__SHORT EXERCISE 1__
Using the call center simulation text, answer these questions:
(a) How often is a new fake customer created?
(b) What value does the counter reach before the fake customer is disposed of?
(c) At what time does the clock start?
__SHORT EXERCISE 2__
Write out the call center simulation text from "This submodel's only" up to and including "go on break.", replacing "half hour" with "quarter hour".
__SHORT EXERCISE 3__
Carry on the call center simulation text from the point where it stops.

__SOURCE TEXT__

Let's look at the Time Period Count sub-model. Here's our setup.
This submodel's only job is to use fake customers to update the time period. Every eleven hours, we create a new fake customer, and every half hour, this customer updates a variable called "period". This variable is useful for certain statistics gathering, as well as keeping track of when the arrival rate changes and when the servers go on break.
When the counter hits twenty-two, we dispose of the fake customer, reset the counter to zero, and generate a new timekeeper. Note that the clock starts at midnight, not at 8 AM, when the call center opens. Using the period variable instead of the absolute time to keep track of the day, we can pretend that the clock runs from 8 AM to 6 PM.
Now let's look at the Create and Direct Arrival sub-model. Here's our setup.

__RECORDED INFORMATION__
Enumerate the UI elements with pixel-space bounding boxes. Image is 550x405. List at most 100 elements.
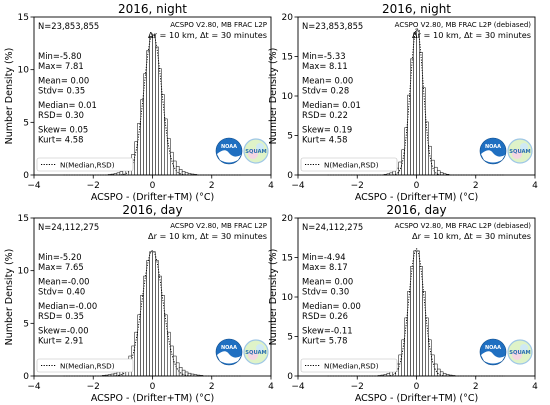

__WRITTEN ANSWER 1__
(a) Every eleven hours.
(b) Twenty-two.
(c) At midnight.

__WRITTEN ANSWER 2__
This submodel's only job is to use fake customers to update the time period. Every eleven hours, we create a new fake customer, and every quarter hour, this customer updates a variable called "period". This variable is useful for certain statistics gathering, as well as keeping track of when the arrival rate changes and when the servers go on break.

__WRITTEN ANSWER 3__
Let's look at the first piece. We create customers, and then those customers enter into a queue of capacity zero while attempting to seize a resource called "Trunk Line", which has 26 servers. If all trunk lines are busy, the customers enter into the queue, but since the queue has capacity zero, they are immediately kicked into the "Record Busy Line" Record block. We gather some statistics, and then we dispose of the customer.
If the customer can seize a trunk line, we assign the arrival time, play some music for the customer in a Delay block, and then enter a Decide block to determine the customer's call type.
Let's look at the Decide block. As we can see, we have an "N-way by Chance" decision where we select the tech support branch 76% of the time, the sales branch 16% of the time, and the order branch 8% of the time, just as we specified earlier.
After we determine the type of call, we are done with this sub-model. We can see the small, black, square terminals at the end of each branch, indicating that we need to return to the main program.
Now, let's turn the Sales Call sub-model. Essentially, the customer seizes a salesperson, waits for some time, and then releases the salesperson and the trunk line. Finally, we collect some call statistics and then dispose of the caller. Here's our setup.
Let's take a look at our resources in the Resource spreadsheet. Here we see our individual tech support staff and our nameless, faceless sales support staff. Additionally, we see our Trunk Line resource with its fixed capacity of 26.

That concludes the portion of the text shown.